*Description of the task:*
Extract each line of the records below that contains the word "扎根基层展风采".

*Data supplied:*
+--
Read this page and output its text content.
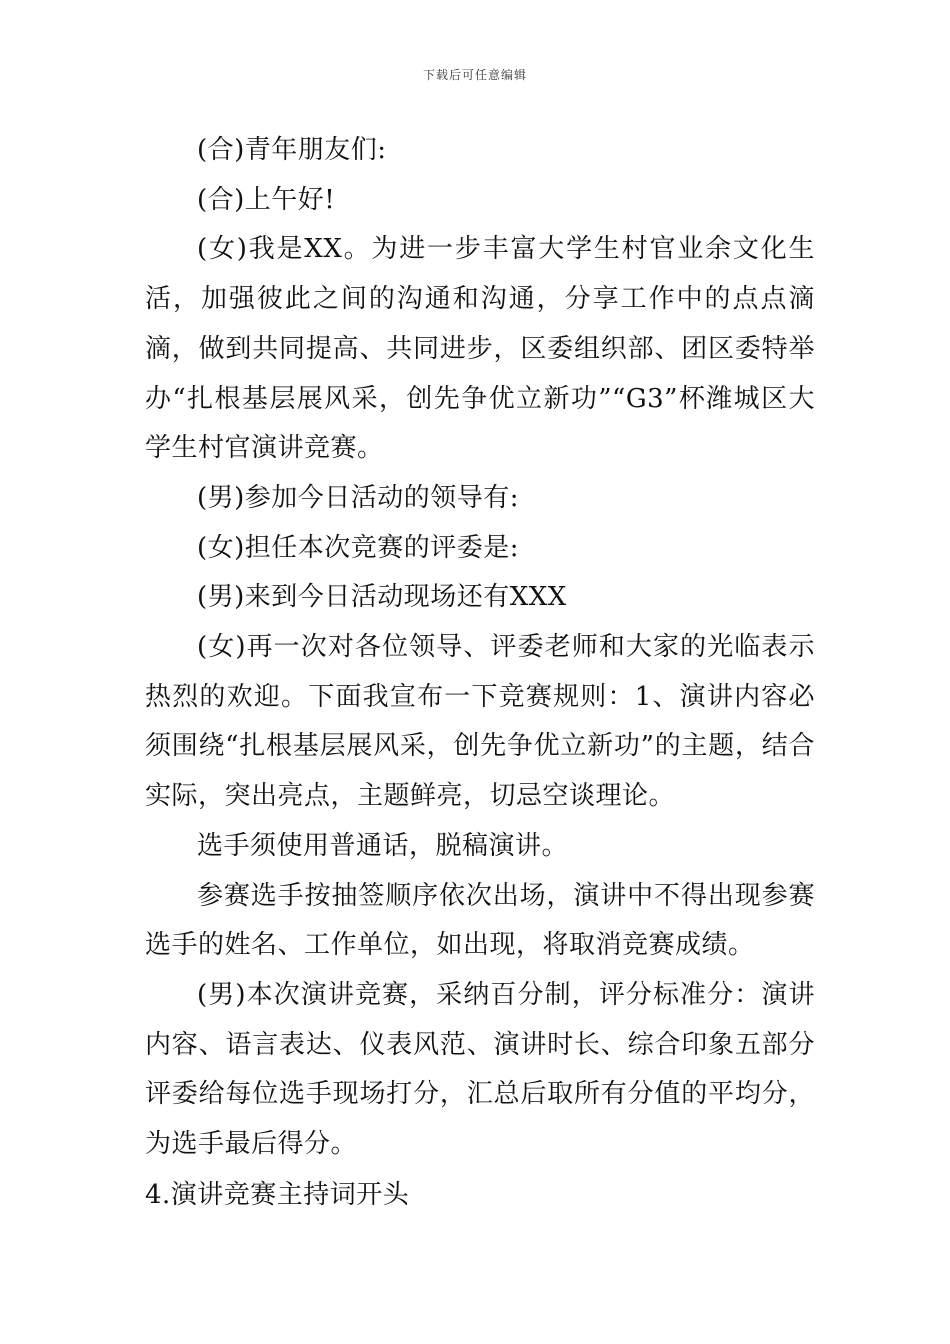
下载后可任意编辑

(合)青年朋友们:

(合)上午好!

(女)我是XX。为进一步丰富大学生村官业余文化生活，加强彼此之间的沟通和沟通，分享工作中的点点滴滴，做到共同提高、共同进步，区委组织部、团区委特举办“扎根基层展风采，创先争优立新功”“G3”杯潍城区大学生村官演讲竞赛。

(男)参加今日活动的领导有:

(女)担任本次竞赛的评委是:

(男)来到今日活动现场还有XXX

(女)再一次对各位领导、评委老师和大家的光临表示热烈的欢迎。下面我宣布一下竞赛规则：1、演讲内容必须围绕“扎根基层展风采，创先争优立新功”的主题，结合实际，突出亮点，主题鲜亮，切忌空谈理论。

选手须使用普通话，脱稿演讲。

参赛选手按抽签顺序依次出场，演讲中不得出现参赛选手的姓名、工作单位，如出现，将取消竞赛成绩。

(男)本次演讲竞赛，采纳百分制，评分标准分：演讲内容、语言表达、仪表风范、演讲时长、综合印象五部分评委给每位选手现场打分，汇总后取所有分值的平均分，为选手最后得分。

4.演讲竞赛主持词开头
+--
*Completed task:*
(女)我是XX。为进一步丰富大学生村官业余文化生活，加强彼此之间的沟通和沟通，分享工作中的点点滴滴，做到共同提高、共同进步，区委组织部、团区委特举办“扎根基层展风采，创先争优立新功”“G3”杯潍城区大学生村官演讲竞赛。
(女)再一次对各位领导、评委老师和大家的光临表示热烈的欢迎。下面我宣布一下竞赛规则：1、演讲内容必须围绕“扎根基层展风采，创先争优立新功”的主题，结合实际，突出亮点，主题鲜亮，切忌空谈理论。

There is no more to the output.